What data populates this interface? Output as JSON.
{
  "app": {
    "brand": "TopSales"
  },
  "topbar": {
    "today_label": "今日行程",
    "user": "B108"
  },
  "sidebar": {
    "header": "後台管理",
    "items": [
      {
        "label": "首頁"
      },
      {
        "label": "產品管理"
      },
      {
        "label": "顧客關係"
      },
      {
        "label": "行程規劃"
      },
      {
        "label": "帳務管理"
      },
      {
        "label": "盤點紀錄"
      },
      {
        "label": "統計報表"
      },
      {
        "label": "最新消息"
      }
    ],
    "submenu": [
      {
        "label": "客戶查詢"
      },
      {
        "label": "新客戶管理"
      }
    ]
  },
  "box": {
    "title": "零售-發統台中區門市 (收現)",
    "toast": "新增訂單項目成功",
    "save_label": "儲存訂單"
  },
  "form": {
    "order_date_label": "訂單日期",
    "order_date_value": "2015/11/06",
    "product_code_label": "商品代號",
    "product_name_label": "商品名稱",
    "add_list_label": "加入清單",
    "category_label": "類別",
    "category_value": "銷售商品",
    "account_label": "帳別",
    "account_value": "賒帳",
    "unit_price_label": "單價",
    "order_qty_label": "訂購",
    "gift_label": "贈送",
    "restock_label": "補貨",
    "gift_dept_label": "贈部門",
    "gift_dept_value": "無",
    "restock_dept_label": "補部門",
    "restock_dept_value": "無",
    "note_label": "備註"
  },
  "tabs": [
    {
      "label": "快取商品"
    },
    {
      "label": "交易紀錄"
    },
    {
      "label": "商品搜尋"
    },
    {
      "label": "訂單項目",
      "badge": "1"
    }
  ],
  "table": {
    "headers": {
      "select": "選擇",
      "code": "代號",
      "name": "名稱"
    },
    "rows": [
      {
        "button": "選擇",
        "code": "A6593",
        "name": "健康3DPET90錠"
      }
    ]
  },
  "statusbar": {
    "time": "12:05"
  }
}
__________
WHAT IS REQUIRED
Repeat the data above exactly.

ANSWER IN FULL
What data populates this interface? Output as JSON.
{
  "app": {
    "brand": "TopSales"
  },
  "topbar": {
    "today_label": "今日行程",
    "user": "B108"
  },
  "sidebar": {
    "header": "後台管理",
    "items": [
      {
        "label": "首頁"
      },
      {
        "label": "產品管理"
      },
      {
        "label": "顧客關係"
      },
      {
        "label": "行程規劃"
      },
      {
        "label": "帳務管理"
      },
      {
        "label": "盤點紀錄"
      },
      {
        "label": "統計報表"
      },
      {
        "label": "最新消息"
      }
    ],
    "submenu": [
      {
        "label": "客戶查詢"
      },
      {
        "label": "新客戶管理"
      }
    ]
  },
  "box": {
    "title": "零售-發統台中區門市 (收現)",
    "toast": "新增訂單項目成功",
    "save_label": "儲存訂單"
  },
  "form": {
    "order_date_label": "訂單日期",
    "order_date_value": "2015/11/06",
    "product_code_label": "商品代號",
    "product_name_label": "商品名稱",
    "add_list_label": "加入清單",
    "category_label": "類別",
    "category_value": "銷售商品",
    "account_label": "帳別",
    "account_value": "賒帳",
    "unit_price_label": "單價",
    "order_qty_label": "訂購",
    "gift_label": "贈送",
    "restock_label": "補貨",
    "gift_dept_label": "贈部門",
    "gift_dept_value": "無",
    "restock_dept_label": "補部門",
    "restock_dept_value": "無",
    "note_label": "備註"
  },
  "tabs": [
    {
      "label": "快取商品"
    },
    {
      "label": "交易紀錄"
    },
    {
      "label": "商品搜尋"
    },
    {
      "label": "訂單項目",
      "badge": "1"
    }
  ],
  "table": {
    "headers": {
      "select": "選擇",
      "code": "代號",
      "name": "名稱"
    },
    "rows": [
      {
        "button": "選擇",
        "code": "A6593",
        "name": "健康3DPET90錠"
      }
    ]
  },
  "statusbar": {
    "time": "12:05"
  }
}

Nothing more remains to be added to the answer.